Figure content listings
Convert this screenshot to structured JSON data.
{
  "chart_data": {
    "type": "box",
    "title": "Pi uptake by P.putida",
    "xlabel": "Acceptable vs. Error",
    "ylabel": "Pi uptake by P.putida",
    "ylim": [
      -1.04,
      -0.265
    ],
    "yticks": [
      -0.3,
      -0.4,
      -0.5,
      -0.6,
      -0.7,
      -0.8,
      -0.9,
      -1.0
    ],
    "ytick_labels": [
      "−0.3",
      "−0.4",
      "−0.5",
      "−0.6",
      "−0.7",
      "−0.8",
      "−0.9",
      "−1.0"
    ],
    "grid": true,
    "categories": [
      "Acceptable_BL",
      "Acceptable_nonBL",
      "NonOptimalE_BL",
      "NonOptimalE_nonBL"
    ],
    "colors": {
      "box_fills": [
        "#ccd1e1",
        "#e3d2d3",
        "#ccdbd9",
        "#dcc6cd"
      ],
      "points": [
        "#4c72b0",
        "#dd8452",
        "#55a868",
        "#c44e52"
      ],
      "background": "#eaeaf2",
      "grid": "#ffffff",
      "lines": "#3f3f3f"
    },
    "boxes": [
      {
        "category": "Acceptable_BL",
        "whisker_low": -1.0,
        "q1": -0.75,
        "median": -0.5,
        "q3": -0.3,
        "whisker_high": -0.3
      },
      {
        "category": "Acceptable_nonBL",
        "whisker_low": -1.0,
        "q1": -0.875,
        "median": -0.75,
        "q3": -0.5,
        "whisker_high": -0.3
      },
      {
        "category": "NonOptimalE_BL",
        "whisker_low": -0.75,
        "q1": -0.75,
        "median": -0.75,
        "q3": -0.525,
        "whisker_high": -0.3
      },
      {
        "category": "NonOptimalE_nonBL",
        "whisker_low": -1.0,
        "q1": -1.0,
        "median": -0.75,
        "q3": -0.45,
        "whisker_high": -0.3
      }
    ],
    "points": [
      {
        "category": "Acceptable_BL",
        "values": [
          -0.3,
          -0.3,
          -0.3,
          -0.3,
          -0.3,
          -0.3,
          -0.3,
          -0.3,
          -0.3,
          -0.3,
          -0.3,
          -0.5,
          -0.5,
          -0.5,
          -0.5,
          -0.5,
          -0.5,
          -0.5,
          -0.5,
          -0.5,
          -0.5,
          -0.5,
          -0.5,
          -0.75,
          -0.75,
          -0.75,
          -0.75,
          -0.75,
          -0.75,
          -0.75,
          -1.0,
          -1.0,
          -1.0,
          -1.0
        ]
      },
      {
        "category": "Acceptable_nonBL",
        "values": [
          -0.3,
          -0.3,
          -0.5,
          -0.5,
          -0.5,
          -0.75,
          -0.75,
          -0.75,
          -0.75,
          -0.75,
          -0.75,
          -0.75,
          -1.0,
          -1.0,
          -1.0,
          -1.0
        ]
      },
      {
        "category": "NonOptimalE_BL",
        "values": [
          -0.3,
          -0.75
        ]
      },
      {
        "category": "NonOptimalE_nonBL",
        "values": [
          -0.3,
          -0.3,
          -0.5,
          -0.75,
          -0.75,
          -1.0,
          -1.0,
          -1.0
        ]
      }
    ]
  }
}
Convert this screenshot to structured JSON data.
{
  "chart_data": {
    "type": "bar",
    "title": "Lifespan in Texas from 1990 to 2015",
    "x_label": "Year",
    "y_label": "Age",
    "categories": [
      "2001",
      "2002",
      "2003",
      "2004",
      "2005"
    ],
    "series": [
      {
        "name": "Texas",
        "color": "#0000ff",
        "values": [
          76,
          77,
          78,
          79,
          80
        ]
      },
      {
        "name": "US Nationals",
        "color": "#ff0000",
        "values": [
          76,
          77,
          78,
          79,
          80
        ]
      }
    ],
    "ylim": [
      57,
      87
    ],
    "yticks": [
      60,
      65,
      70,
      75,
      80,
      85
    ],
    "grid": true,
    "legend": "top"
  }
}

WHAT YOU ARE ASKED TO DO:
Please restate the data word for word, every record included.

ANSWER TO THE EXERCISE:
Convert this screenshot to structured JSON data.
{
  "chart_data": {
    "type": "box",
    "title": "Pi uptake by P.putida",
    "xlabel": "Acceptable vs. Error",
    "ylabel": "Pi uptake by P.putida",
    "ylim": [
      -1.04,
      -0.265
    ],
    "yticks": [
      -0.3,
      -0.4,
      -0.5,
      -0.6,
      -0.7,
      -0.8,
      -0.9,
      -1.0
    ],
    "ytick_labels": [
      "−0.3",
      "−0.4",
      "−0.5",
      "−0.6",
      "−0.7",
      "−0.8",
      "−0.9",
      "−1.0"
    ],
    "grid": true,
    "categories": [
      "Acceptable_BL",
      "Acceptable_nonBL",
      "NonOptimalE_BL",
      "NonOptimalE_nonBL"
    ],
    "colors": {
      "box_fills": [
        "#ccd1e1",
        "#e3d2d3",
        "#ccdbd9",
        "#dcc6cd"
      ],
      "points": [
        "#4c72b0",
        "#dd8452",
        "#55a868",
        "#c44e52"
      ],
      "background": "#eaeaf2",
      "grid": "#ffffff",
      "lines": "#3f3f3f"
    },
    "boxes": [
      {
        "category": "Acceptable_BL",
        "whisker_low": -1.0,
        "q1": -0.75,
        "median": -0.5,
        "q3": -0.3,
        "whisker_high": -0.3
      },
      {
        "category": "Acceptable_nonBL",
        "whisker_low": -1.0,
        "q1": -0.875,
        "median": -0.75,
        "q3": -0.5,
        "whisker_high": -0.3
      },
      {
        "category": "NonOptimalE_BL",
        "whisker_low": -0.75,
        "q1": -0.75,
        "median": -0.75,
        "q3": -0.525,
        "whisker_high": -0.3
      },
      {
        "category": "NonOptimalE_nonBL",
        "whisker_low": -1.0,
        "q1": -1.0,
        "median": -0.75,
        "q3": -0.45,
        "whisker_high": -0.3
      }
    ],
    "points": [
      {
        "category": "Acceptable_BL",
        "values": [
          -0.3,
          -0.3,
          -0.3,
          -0.3,
          -0.3,
          -0.3,
          -0.3,
          -0.3,
          -0.3,
          -0.3,
          -0.3,
          -0.5,
          -0.5,
          -0.5,
          -0.5,
          -0.5,
          -0.5,
          -0.5,
          -0.5,
          -0.5,
          -0.5,
          -0.5,
          -0.5,
          -0.75,
          -0.75,
          -0.75,
          -0.75,
          -0.75,
          -0.75,
          -0.75,
          -1.0,
          -1.0,
          -1.0,
          -1.0
        ]
      },
      {
        "category": "Acceptable_nonBL",
        "values": [
          -0.3,
          -0.3,
          -0.5,
          -0.5,
          -0.5,
          -0.75,
          -0.75,
          -0.75,
          -0.75,
          -0.75,
          -0.75,
          -0.75,
          -1.0,
          -1.0,
          -1.0,
          -1.0
        ]
      },
      {
        "category": "NonOptimalE_BL",
        "values": [
          -0.3,
          -0.75
        ]
      },
      {
        "category": "NonOptimalE_nonBL",
        "values": [
          -0.3,
          -0.3,
          -0.5,
          -0.75,
          -0.75,
          -1.0,
          -1.0,
          -1.0
        ]
      }
    ]
  }
}
Convert this screenshot to structured JSON data.
{
  "chart_data": {
    "type": "bar",
    "title": "Lifespan in Texas from 1990 to 2015",
    "x_label": "Year",
    "y_label": "Age",
    "categories": [
      "2001",
      "2002",
      "2003",
      "2004",
      "2005"
    ],
    "series": [
      {
        "name": "Texas",
        "color": "#0000ff",
        "values": [
          76,
          77,
          78,
          79,
          80
        ]
      },
      {
        "name": "US Nationals",
        "color": "#ff0000",
        "values": [
          76,
          77,
          78,
          79,
          80
        ]
      }
    ],
    "ylim": [
      57,
      87
    ],
    "yticks": [
      60,
      65,
      70,
      75,
      80,
      85
    ],
    "grid": true,
    "legend": "top"
  }
}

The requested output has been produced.